____ Data for the task
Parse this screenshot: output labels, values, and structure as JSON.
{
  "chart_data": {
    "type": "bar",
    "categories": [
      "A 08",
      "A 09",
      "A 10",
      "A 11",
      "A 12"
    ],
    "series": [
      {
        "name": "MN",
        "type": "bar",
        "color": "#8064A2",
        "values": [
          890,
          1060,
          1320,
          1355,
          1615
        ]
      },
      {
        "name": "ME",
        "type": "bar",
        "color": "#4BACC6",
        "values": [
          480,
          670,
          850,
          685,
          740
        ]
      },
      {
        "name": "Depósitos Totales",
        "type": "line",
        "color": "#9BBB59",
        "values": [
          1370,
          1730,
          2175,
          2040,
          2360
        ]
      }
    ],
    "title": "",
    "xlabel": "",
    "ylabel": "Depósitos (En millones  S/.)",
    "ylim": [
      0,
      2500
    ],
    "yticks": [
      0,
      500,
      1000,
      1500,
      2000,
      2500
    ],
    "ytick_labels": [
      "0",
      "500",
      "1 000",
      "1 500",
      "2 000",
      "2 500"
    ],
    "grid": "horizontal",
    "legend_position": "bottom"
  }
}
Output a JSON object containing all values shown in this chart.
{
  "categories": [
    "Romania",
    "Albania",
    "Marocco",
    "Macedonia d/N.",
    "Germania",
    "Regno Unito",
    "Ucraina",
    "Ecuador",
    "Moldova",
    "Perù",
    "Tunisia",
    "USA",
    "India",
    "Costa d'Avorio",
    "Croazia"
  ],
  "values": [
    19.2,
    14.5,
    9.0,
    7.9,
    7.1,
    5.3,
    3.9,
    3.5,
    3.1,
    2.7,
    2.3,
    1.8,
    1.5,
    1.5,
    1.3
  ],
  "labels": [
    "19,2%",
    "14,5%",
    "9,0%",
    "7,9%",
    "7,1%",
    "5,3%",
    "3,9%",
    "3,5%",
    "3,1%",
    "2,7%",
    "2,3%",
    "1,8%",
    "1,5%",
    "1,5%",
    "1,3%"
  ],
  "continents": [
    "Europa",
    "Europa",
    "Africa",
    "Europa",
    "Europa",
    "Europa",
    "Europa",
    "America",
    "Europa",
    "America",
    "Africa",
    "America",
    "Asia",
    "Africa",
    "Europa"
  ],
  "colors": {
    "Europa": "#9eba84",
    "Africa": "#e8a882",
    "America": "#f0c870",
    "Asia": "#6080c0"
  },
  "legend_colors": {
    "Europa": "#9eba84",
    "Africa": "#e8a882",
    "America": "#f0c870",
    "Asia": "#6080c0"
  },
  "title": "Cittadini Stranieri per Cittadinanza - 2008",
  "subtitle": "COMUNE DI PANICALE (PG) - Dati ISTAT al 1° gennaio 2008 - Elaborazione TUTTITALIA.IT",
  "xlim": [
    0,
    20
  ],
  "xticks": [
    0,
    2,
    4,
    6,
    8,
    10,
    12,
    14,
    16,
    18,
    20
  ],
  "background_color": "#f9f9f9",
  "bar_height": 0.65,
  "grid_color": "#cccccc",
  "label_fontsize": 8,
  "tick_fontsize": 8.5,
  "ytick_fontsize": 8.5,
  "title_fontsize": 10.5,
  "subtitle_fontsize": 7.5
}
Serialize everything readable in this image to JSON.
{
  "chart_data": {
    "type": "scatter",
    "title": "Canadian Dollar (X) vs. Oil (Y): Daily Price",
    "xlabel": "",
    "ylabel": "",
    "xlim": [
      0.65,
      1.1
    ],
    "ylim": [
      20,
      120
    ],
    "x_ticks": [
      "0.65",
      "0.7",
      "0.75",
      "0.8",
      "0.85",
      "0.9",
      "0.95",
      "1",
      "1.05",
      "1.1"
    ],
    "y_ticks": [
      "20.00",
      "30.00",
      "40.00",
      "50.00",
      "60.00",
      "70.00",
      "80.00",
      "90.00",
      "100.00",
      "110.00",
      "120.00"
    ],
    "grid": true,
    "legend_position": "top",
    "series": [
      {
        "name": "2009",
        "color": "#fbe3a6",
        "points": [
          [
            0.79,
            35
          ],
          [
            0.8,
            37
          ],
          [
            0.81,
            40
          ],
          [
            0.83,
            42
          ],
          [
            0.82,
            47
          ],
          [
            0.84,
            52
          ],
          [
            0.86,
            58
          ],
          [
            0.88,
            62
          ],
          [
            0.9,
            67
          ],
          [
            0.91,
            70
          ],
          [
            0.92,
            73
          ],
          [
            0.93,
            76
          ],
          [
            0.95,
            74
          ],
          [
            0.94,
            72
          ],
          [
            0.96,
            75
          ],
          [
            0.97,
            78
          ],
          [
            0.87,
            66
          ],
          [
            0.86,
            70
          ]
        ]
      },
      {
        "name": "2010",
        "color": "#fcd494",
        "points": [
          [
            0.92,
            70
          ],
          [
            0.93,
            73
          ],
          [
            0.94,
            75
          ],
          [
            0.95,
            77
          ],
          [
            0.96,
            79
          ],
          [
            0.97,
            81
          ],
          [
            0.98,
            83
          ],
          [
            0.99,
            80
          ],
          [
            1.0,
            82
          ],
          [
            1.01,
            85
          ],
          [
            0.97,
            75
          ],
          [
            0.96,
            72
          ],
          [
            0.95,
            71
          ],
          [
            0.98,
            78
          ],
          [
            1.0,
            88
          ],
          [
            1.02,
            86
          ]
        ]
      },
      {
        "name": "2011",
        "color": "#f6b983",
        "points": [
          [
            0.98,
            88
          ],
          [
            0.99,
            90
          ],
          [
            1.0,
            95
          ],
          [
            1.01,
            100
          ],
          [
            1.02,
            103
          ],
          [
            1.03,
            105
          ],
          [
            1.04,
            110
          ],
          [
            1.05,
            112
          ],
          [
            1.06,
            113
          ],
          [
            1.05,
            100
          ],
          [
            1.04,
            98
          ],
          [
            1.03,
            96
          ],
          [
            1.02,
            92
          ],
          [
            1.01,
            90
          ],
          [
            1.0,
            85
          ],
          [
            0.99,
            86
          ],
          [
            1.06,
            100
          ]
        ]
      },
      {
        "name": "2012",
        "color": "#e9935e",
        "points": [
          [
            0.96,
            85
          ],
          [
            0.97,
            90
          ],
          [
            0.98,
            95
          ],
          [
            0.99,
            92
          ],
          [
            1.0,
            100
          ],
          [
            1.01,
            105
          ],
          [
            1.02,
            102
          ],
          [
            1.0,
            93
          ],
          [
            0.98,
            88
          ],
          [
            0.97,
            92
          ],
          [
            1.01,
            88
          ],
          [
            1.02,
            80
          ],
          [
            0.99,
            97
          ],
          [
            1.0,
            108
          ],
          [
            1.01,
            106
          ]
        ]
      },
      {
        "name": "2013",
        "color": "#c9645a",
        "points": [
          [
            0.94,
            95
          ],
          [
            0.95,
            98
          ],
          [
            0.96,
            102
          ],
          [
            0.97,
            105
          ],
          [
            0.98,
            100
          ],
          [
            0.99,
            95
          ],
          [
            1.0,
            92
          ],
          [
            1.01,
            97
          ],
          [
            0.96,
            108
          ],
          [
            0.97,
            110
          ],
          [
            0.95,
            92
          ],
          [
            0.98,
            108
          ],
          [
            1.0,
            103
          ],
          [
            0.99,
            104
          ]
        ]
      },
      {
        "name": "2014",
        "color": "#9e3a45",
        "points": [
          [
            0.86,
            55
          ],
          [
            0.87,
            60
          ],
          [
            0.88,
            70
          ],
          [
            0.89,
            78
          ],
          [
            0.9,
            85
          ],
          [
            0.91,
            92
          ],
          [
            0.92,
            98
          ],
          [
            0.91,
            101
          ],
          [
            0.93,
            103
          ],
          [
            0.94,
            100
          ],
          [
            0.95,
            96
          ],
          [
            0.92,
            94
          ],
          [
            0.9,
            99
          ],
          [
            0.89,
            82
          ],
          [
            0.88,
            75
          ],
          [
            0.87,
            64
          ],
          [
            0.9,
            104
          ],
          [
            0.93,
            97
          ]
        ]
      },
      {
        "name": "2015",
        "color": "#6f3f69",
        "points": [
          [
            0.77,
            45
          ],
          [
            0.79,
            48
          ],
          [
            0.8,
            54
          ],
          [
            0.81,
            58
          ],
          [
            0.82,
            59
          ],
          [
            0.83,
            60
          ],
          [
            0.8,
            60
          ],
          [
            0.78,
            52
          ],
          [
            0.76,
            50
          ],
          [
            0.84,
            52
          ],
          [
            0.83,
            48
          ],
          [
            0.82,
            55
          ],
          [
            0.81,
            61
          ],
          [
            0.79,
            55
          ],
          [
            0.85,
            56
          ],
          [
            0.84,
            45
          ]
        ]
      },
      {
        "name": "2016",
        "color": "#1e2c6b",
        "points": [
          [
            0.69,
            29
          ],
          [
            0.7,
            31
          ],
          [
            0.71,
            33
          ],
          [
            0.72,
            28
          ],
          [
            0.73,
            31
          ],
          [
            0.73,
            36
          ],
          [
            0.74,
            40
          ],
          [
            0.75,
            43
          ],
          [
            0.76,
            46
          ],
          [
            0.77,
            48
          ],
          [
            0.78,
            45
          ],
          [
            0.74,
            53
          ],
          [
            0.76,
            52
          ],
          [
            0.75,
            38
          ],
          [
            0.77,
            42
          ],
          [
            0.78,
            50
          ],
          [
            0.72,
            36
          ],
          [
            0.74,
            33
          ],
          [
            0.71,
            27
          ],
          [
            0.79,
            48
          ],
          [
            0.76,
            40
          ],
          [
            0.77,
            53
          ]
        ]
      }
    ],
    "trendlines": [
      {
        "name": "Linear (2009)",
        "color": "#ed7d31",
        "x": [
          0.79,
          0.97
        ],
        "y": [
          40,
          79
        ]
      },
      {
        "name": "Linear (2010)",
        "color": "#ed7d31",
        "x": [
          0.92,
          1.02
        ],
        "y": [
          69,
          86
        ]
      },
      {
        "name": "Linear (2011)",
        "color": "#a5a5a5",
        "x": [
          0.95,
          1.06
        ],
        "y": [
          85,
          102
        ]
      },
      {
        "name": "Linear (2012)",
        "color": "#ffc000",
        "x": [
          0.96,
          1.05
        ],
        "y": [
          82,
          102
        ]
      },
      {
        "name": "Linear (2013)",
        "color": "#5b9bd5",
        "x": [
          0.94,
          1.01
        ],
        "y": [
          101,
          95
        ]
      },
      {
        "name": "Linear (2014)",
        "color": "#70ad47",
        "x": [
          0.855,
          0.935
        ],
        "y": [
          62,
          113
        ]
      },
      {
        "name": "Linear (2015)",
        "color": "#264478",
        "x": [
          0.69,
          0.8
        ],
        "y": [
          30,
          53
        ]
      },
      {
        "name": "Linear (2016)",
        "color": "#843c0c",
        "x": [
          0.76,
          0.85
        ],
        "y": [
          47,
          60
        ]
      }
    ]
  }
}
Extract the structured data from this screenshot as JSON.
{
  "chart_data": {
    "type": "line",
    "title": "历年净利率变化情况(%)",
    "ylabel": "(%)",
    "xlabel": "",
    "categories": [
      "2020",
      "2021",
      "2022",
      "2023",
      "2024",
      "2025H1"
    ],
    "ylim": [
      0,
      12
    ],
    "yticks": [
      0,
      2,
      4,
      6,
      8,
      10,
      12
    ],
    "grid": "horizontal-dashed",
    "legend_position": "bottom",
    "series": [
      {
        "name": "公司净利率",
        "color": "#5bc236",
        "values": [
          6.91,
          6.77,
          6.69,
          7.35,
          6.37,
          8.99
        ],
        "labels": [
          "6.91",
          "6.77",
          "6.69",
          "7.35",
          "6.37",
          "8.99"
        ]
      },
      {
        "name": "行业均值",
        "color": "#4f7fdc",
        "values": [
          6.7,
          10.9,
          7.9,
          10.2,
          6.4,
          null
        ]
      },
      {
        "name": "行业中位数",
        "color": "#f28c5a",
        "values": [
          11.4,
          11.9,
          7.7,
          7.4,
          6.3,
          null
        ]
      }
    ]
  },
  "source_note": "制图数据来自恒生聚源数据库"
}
________
**Problem**
Print exactly the lines from the one with "Extract the structured" through the end of the data, inclusive.

**Response to this task**
Extract the structured data from this screenshot as JSON.
{
  "chart_data": {
    "type": "line",
    "title": "历年净利率变化情况(%)",
    "ylabel": "(%)",
    "xlabel": "",
    "categories": [
      "2020",
      "2021",
      "2022",
      "2023",
      "2024",
      "2025H1"
    ],
    "ylim": [
      0,
      12
    ],
    "yticks": [
      0,
      2,
      4,
      6,
      8,
      10,
      12
    ],
    "grid": "horizontal-dashed",
    "legend_position": "bottom",
    "series": [
      {
        "name": "公司净利率",
        "color": "#5bc236",
        "values": [
          6.91,
          6.77,
          6.69,
          7.35,
          6.37,
          8.99
        ],
        "labels": [
          "6.91",
          "6.77",
          "6.69",
          "7.35",
          "6.37",
          "8.99"
        ]
      },
      {
        "name": "行业均值",
        "color": "#4f7fdc",
        "values": [
          6.7,
          10.9,
          7.9,
          10.2,
          6.4,
          null
        ]
      },
      {
        "name": "行业中位数",
        "color": "#f28c5a",
        "values": [
          11.4,
          11.9,
          7.7,
          7.4,
          6.3,
          null
        ]
      }
    ]
  },
  "source_note": "制图数据来自恒生聚源数据库"
}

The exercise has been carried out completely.